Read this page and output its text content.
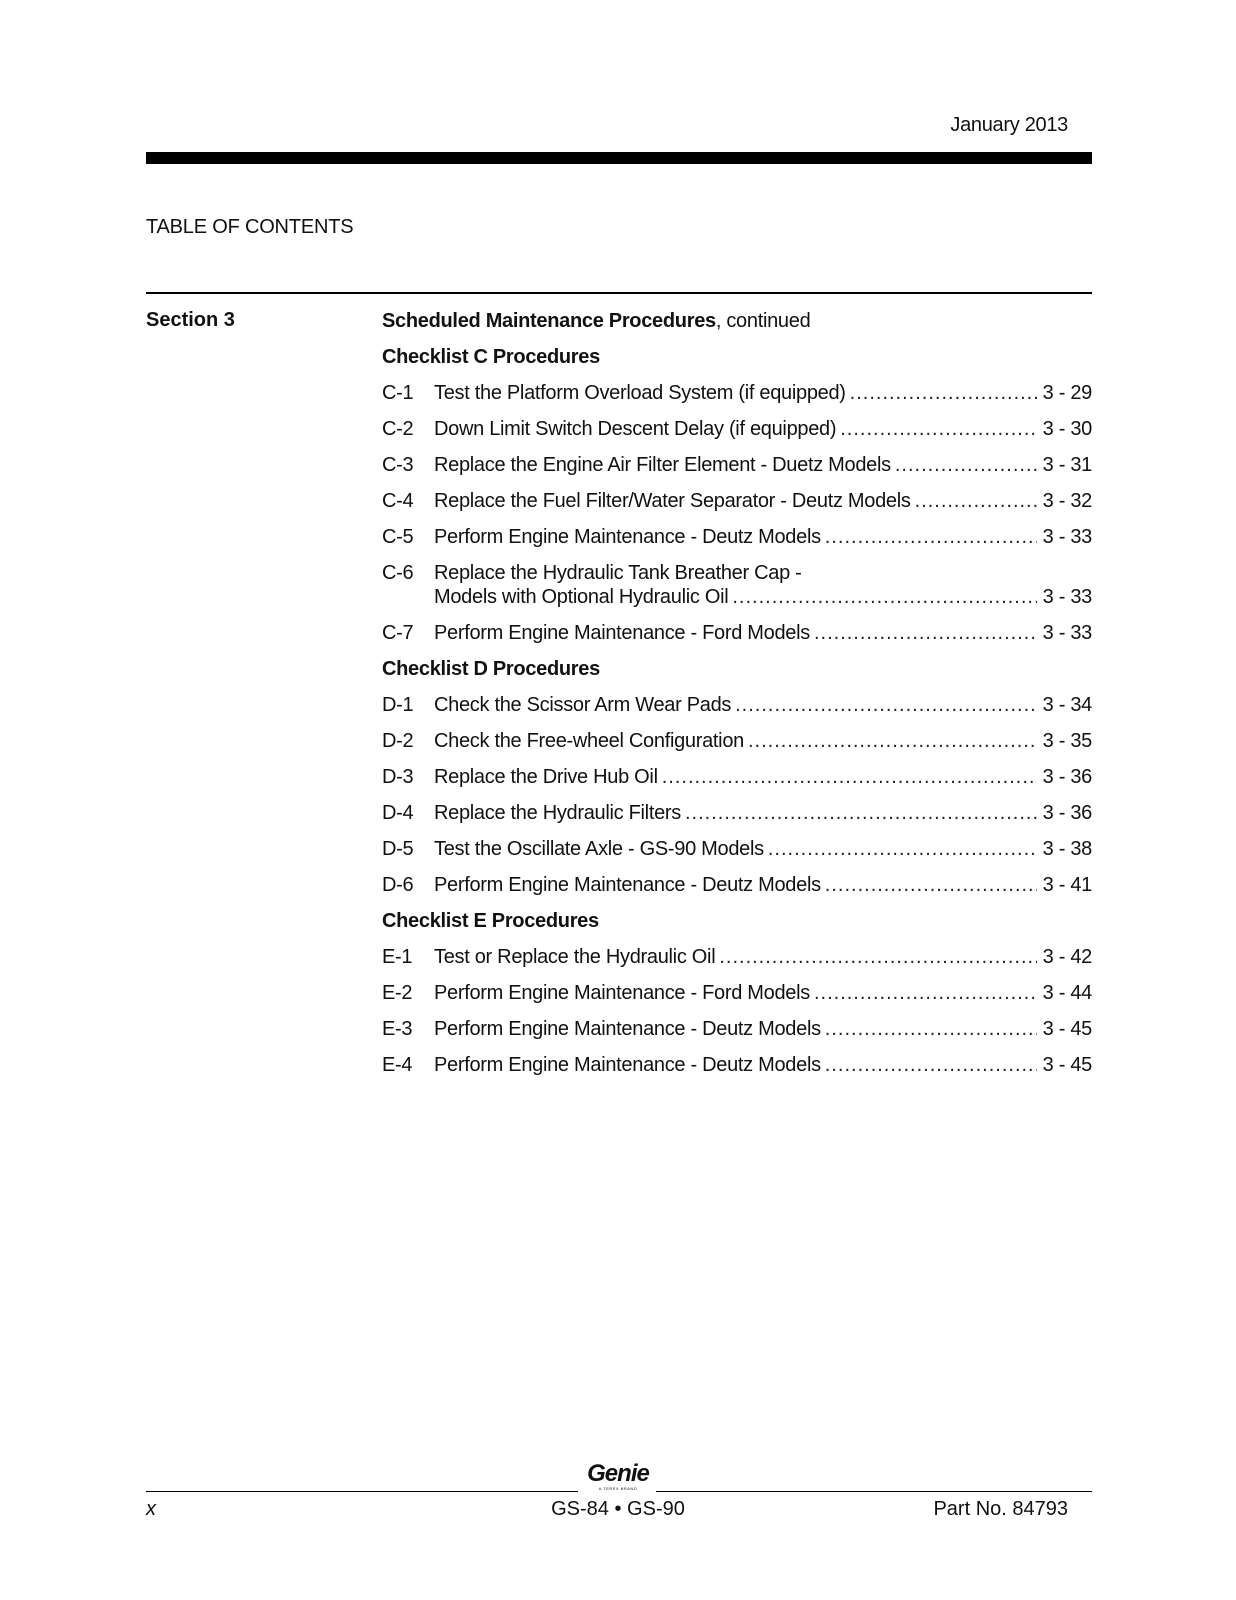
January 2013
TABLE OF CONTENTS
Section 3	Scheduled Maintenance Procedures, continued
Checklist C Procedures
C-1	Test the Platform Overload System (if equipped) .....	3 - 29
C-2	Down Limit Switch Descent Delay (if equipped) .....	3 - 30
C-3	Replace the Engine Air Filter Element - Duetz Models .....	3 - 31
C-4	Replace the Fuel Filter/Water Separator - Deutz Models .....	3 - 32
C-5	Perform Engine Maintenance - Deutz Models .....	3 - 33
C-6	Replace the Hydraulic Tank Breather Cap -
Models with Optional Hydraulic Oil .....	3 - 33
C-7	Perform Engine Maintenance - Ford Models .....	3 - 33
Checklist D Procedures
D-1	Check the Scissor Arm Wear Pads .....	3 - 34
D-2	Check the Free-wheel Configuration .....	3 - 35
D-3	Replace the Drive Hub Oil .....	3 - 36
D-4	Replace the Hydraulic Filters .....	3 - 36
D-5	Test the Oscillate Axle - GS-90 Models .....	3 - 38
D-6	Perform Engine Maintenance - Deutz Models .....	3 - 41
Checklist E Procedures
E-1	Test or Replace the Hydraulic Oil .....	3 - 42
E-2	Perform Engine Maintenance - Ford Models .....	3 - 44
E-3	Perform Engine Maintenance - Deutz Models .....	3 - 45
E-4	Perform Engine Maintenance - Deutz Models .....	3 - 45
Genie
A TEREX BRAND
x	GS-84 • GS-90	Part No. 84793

-=-=-=-=-

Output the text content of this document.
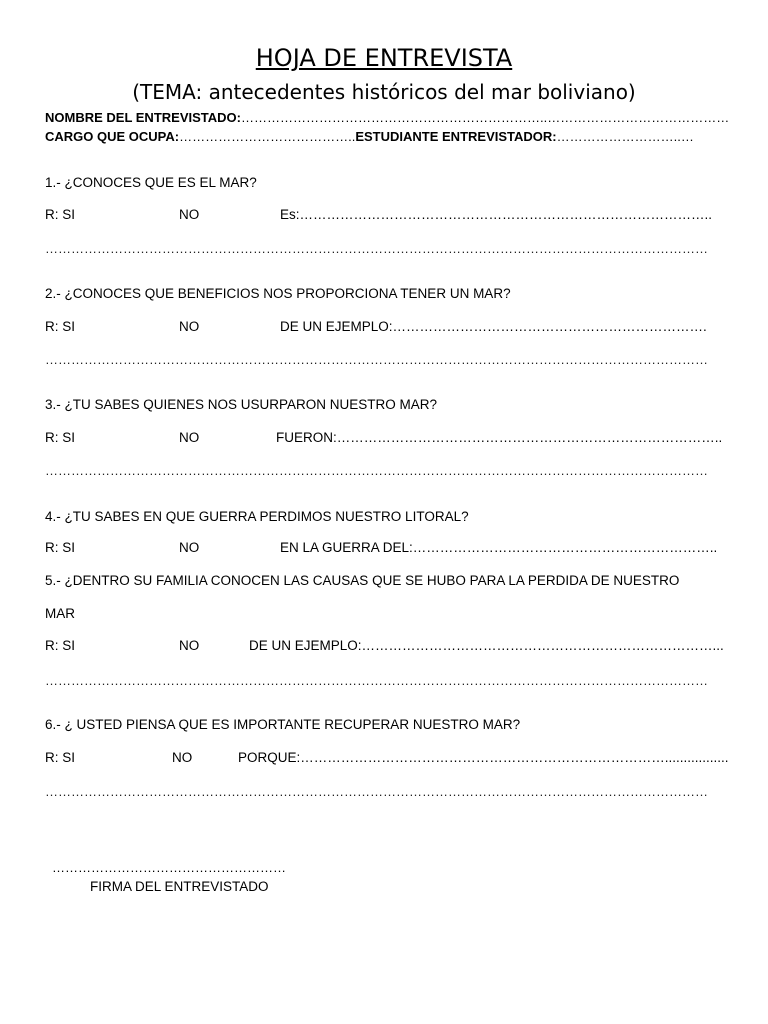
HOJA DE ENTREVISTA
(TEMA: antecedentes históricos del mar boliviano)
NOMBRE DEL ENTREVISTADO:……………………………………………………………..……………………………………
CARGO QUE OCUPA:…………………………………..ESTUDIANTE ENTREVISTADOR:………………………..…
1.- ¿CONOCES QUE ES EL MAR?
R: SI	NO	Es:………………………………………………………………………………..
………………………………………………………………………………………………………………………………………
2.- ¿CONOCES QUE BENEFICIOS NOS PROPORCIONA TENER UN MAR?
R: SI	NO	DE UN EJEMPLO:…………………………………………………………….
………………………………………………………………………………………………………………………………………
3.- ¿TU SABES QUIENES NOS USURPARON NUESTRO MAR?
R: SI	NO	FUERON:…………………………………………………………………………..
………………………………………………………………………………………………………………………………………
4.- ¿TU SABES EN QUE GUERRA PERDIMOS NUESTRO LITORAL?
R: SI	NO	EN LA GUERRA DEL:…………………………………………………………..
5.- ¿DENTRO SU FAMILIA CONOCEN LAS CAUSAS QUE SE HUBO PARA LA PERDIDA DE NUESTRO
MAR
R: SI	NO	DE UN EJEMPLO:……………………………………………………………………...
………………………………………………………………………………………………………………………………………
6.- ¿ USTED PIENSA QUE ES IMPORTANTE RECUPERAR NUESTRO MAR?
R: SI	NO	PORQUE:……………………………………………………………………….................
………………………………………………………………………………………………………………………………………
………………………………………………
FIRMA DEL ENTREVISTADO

-=-=-=-=-

▶ _What this task involves_
From the listing above, return each line with the word "EJEMPLO".

▶ _Output of the exercise_
R: SI	NO	DE UN EJEMPLO:…………………………………………………………….
R: SI	NO	DE UN EJEMPLO:……………………………………………………………………...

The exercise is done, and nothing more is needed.